# START OF DATA EXTRACT

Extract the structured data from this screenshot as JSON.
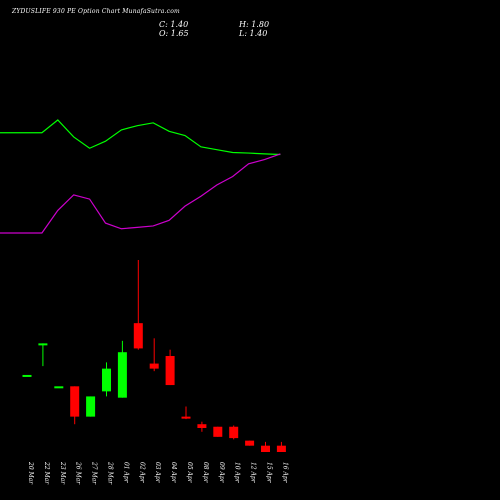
{
  "chart_header": {
    "title": "ZYDUSLIFE 930 PE Option Chart MunafaSutra.com",
    "close_text": "C: 1.40",
    "high_text": "H: 1.80",
    "open_text": "O: 1.65",
    "low_text": "L: 1.40"
  },
  "colors": {
    "background": "#000000",
    "up_candle": "#00ff00",
    "down_candle": "#ff0000",
    "green_line": "#00ff00",
    "purple_line": "#cc00cc",
    "text": "#ffffff"
  },
  "chart_data": {
    "type": "candlestick",
    "categories": [
      "20 Mar",
      "22 Mar",
      "23 Mar",
      "26 Mar",
      "27 Mar",
      "28 Mar",
      "01 Apr",
      "02 Apr",
      "03 Apr",
      "04 Apr",
      "05 Apr",
      "08 Apr",
      "09 Apr",
      "10 Apr",
      "12 Apr",
      "15 Apr",
      "16 Apr"
    ],
    "candles": [
      {
        "date": "20 Mar",
        "open": 4.45,
        "high": 4.45,
        "low": 4.45,
        "close": 4.45
      },
      {
        "date": "22 Mar",
        "open": 5.7,
        "high": 5.7,
        "low": 4.8,
        "close": 5.7
      },
      {
        "date": "23 Mar",
        "open": 4.0,
        "high": 4.0,
        "low": 4.0,
        "close": 4.0
      },
      {
        "date": "26 Mar",
        "open": 4.0,
        "high": 4.0,
        "low": 2.5,
        "close": 2.8
      },
      {
        "date": "27 Mar",
        "open": 2.8,
        "high": 3.6,
        "low": 2.8,
        "close": 3.6
      },
      {
        "date": "28 Mar",
        "open": 3.8,
        "high": 4.95,
        "low": 3.6,
        "close": 4.7
      },
      {
        "date": "01 Apr",
        "open": 3.55,
        "high": 5.8,
        "low": 3.55,
        "close": 5.35
      },
      {
        "date": "02 Apr",
        "open": 6.5,
        "high": 9.0,
        "low": 5.45,
        "close": 5.5
      },
      {
        "date": "03 Apr",
        "open": 4.9,
        "high": 5.9,
        "low": 4.6,
        "close": 4.7
      },
      {
        "date": "04 Apr",
        "open": 5.2,
        "high": 5.45,
        "low": 4.05,
        "close": 4.05
      },
      {
        "date": "05 Apr",
        "open": 2.8,
        "high": 3.2,
        "low": 2.7,
        "close": 2.75
      },
      {
        "date": "08 Apr",
        "open": 2.5,
        "high": 2.6,
        "low": 2.2,
        "close": 2.35
      },
      {
        "date": "09 Apr",
        "open": 2.4,
        "high": 2.4,
        "low": 2.0,
        "close": 2.0
      },
      {
        "date": "10 Apr",
        "open": 2.4,
        "high": 2.45,
        "low": 1.9,
        "close": 1.95
      },
      {
        "date": "12 Apr",
        "open": 1.85,
        "high": 1.85,
        "low": 1.65,
        "close": 1.65
      },
      {
        "date": "15 Apr",
        "open": 1.65,
        "high": 1.8,
        "low": 1.4,
        "close": 1.4
      },
      {
        "date": "16 Apr",
        "open": 1.65,
        "high": 1.8,
        "low": 1.4,
        "close": 1.4
      }
    ],
    "lines": [
      {
        "color": "green",
        "values": [
          3.15,
          3.15,
          3.6,
          3.0,
          2.6,
          2.85,
          3.25,
          3.4,
          3.5,
          3.2,
          3.05,
          2.65,
          2.55,
          2.45,
          2.43,
          2.4,
          2.38
        ]
      },
      {
        "color": "purple",
        "values": [
          -0.4,
          -0.4,
          0.4,
          0.95,
          0.8,
          -0.05,
          -0.25,
          -0.2,
          -0.15,
          0.05,
          0.55,
          0.9,
          1.3,
          1.6,
          2.05,
          2.2,
          2.4
        ]
      }
    ]
  }
}
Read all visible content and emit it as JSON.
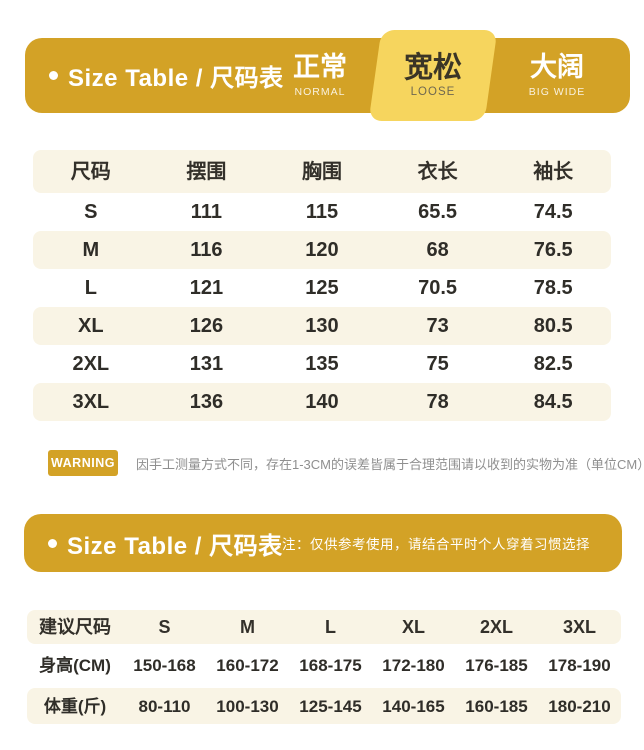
{
  "colors": {
    "gold": "#d3a226",
    "active_badge_yellow": "#f6d55e",
    "row_cream": "#f9f4e5",
    "text_dark": "#2f2d28",
    "warning_text_gray": "#8f8f8f",
    "background": "#ffffff"
  },
  "header1": {
    "title": "Size Table / 尺码表",
    "fits": [
      {
        "zh": "正常",
        "en": "NORMAL"
      },
      {
        "zh": "宽松",
        "en": "LOOSE"
      },
      {
        "zh": "大阔",
        "en": "BIG WIDE"
      }
    ],
    "active_fit": "宽松"
  },
  "size_table": {
    "headers": [
      "尺码",
      "摆围",
      "胸围",
      "衣长",
      "袖长"
    ],
    "rows": [
      [
        "S",
        "111",
        "115",
        "65.5",
        "74.5"
      ],
      [
        "M",
        "116",
        "120",
        "68",
        "76.5"
      ],
      [
        "L",
        "121",
        "125",
        "70.5",
        "78.5"
      ],
      [
        "XL",
        "126",
        "130",
        "73",
        "80.5"
      ],
      [
        "2XL",
        "131",
        "135",
        "75",
        "82.5"
      ],
      [
        "3XL",
        "136",
        "140",
        "78",
        "84.5"
      ]
    ]
  },
  "warning": {
    "label": "WARNING",
    "text": "因手工测量方式不同，存在1-3CM的误差皆属于合理范围请以收到的实物为准（单位CM）"
  },
  "header2": {
    "title": "Size Table / 尺码表",
    "note": "注：仅供参考使用，请结合平时个人穿着习惯选择"
  },
  "recommend_table": {
    "headers": [
      "建议尺码",
      "S",
      "M",
      "L",
      "XL",
      "2XL",
      "3XL"
    ],
    "rows": [
      {
        "label": "身高(CM)",
        "values": [
          "150-168",
          "160-172",
          "168-175",
          "172-180",
          "176-185",
          "178-190"
        ]
      },
      {
        "label": "体重(斤)",
        "values": [
          "80-110",
          "100-130",
          "125-145",
          "140-165",
          "160-185",
          "180-210"
        ]
      }
    ]
  }
}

# END OF DATA EXTRACT

» **WRITTEN EXERCISE**
The records above are to be reproduced exactly; the pictures are to be left out.

» **FINISHED EXERCISE**
Extract the structured data from this screenshot as JSON.
{
  "chart_header": {
    "title": "ZYDUSLIFE 930 PE Option Chart MunafaSutra.com",
    "close_text": "C: 1.40",
    "high_text": "H: 1.80",
    "open_text": "O: 1.65",
    "low_text": "L: 1.40"
  },
  "colors": {
    "background": "#000000",
    "up_candle": "#00ff00",
    "down_candle": "#ff0000",
    "green_line": "#00ff00",
    "purple_line": "#cc00cc",
    "text": "#ffffff"
  },
  "chart_data": {
    "type": "candlestick",
    "categories": [
      "20 Mar",
      "22 Mar",
      "23 Mar",
      "26 Mar",
      "27 Mar",
      "28 Mar",
      "01 Apr",
      "02 Apr",
      "03 Apr",
      "04 Apr",
      "05 Apr",
      "08 Apr",
      "09 Apr",
      "10 Apr",
      "12 Apr",
      "15 Apr",
      "16 Apr"
    ],
    "candles": [
      {
        "date": "20 Mar",
        "open": 4.45,
        "high": 4.45,
        "low": 4.45,
        "close": 4.45
      },
      {
        "date": "22 Mar",
        "open": 5.7,
        "high": 5.7,
        "low": 4.8,
        "close": 5.7
      },
      {
        "date": "23 Mar",
        "open": 4.0,
        "high": 4.0,
        "low": 4.0,
        "close": 4.0
      },
      {
        "date": "26 Mar",
        "open": 4.0,
        "high": 4.0,
        "low": 2.5,
        "close": 2.8
      },
      {
        "date": "27 Mar",
        "open": 2.8,
        "high": 3.6,
        "low": 2.8,
        "close": 3.6
      },
      {
        "date": "28 Mar",
        "open": 3.8,
        "high": 4.95,
        "low": 3.6,
        "close": 4.7
      },
      {
        "date": "01 Apr",
        "open": 3.55,
        "high": 5.8,
        "low": 3.55,
        "close": 5.35
      },
      {
        "date": "02 Apr",
        "open": 6.5,
        "high": 9.0,
        "low": 5.45,
        "close": 5.5
      },
      {
        "date": "03 Apr",
        "open": 4.9,
        "high": 5.9,
        "low": 4.6,
        "close": 4.7
      },
      {
        "date": "04 Apr",
        "open": 5.2,
        "high": 5.45,
        "low": 4.05,
        "close": 4.05
      },
      {
        "date": "05 Apr",
        "open": 2.8,
        "high": 3.2,
        "low": 2.7,
        "close": 2.75
      },
      {
        "date": "08 Apr",
        "open": 2.5,
        "high": 2.6,
        "low": 2.2,
        "close": 2.35
      },
      {
        "date": "09 Apr",
        "open": 2.4,
        "high": 2.4,
        "low": 2.0,
        "close": 2.0
      },
      {
        "date": "10 Apr",
        "open": 2.4,
        "high": 2.45,
        "low": 1.9,
        "close": 1.95
      },
      {
        "date": "12 Apr",
        "open": 1.85,
        "high": 1.85,
        "low": 1.65,
        "close": 1.65
      },
      {
        "date": "15 Apr",
        "open": 1.65,
        "high": 1.8,
        "low": 1.4,
        "close": 1.4
      },
      {
        "date": "16 Apr",
        "open": 1.65,
        "high": 1.8,
        "low": 1.4,
        "close": 1.4
      }
    ],
    "lines": [
      {
        "color": "green",
        "values": [
          3.15,
          3.15,
          3.6,
          3.0,
          2.6,
          2.85,
          3.25,
          3.4,
          3.5,
          3.2,
          3.05,
          2.65,
          2.55,
          2.45,
          2.43,
          2.4,
          2.38
        ]
      },
      {
        "color": "purple",
        "values": [
          -0.4,
          -0.4,
          0.4,
          0.95,
          0.8,
          -0.05,
          -0.25,
          -0.2,
          -0.15,
          0.05,
          0.55,
          0.9,
          1.3,
          1.6,
          2.05,
          2.2,
          2.4
        ]
      }
    ]
  }
}
Read all visible content and emit it as JSON.
{
  "colors": {
    "gold": "#d3a226",
    "active_badge_yellow": "#f6d55e",
    "row_cream": "#f9f4e5",
    "text_dark": "#2f2d28",
    "warning_text_gray": "#8f8f8f",
    "background": "#ffffff"
  },
  "header1": {
    "title": "Size Table / 尺码表",
    "fits": [
      {
        "zh": "正常",
        "en": "NORMAL"
      },
      {
        "zh": "宽松",
        "en": "LOOSE"
      },
      {
        "zh": "大阔",
        "en": "BIG WIDE"
      }
    ],
    "active_fit": "宽松"
  },
  "size_table": {
    "headers": [
      "尺码",
      "摆围",
      "胸围",
      "衣长",
      "袖长"
    ],
    "rows": [
      [
        "S",
        "111",
        "115",
        "65.5",
        "74.5"
      ],
      [
        "M",
        "116",
        "120",
        "68",
        "76.5"
      ],
      [
        "L",
        "121",
        "125",
        "70.5",
        "78.5"
      ],
      [
        "XL",
        "126",
        "130",
        "73",
        "80.5"
      ],
      [
        "2XL",
        "131",
        "135",
        "75",
        "82.5"
      ],
      [
        "3XL",
        "136",
        "140",
        "78",
        "84.5"
      ]
    ]
  },
  "warning": {
    "label": "WARNING",
    "text": "因手工测量方式不同，存在1-3CM的误差皆属于合理范围请以收到的实物为准（单位CM）"
  },
  "header2": {
    "title": "Size Table / 尺码表",
    "note": "注：仅供参考使用，请结合平时个人穿着习惯选择"
  },
  "recommend_table": {
    "headers": [
      "建议尺码",
      "S",
      "M",
      "L",
      "XL",
      "2XL",
      "3XL"
    ],
    "rows": [
      {
        "label": "身高(CM)",
        "values": [
          "150-168",
          "160-172",
          "168-175",
          "172-180",
          "176-185",
          "178-190"
        ]
      },
      {
        "label": "体重(斤)",
        "values": [
          "80-110",
          "100-130",
          "125-145",
          "140-165",
          "160-185",
          "180-210"
        ]
      }
    ]
  }
}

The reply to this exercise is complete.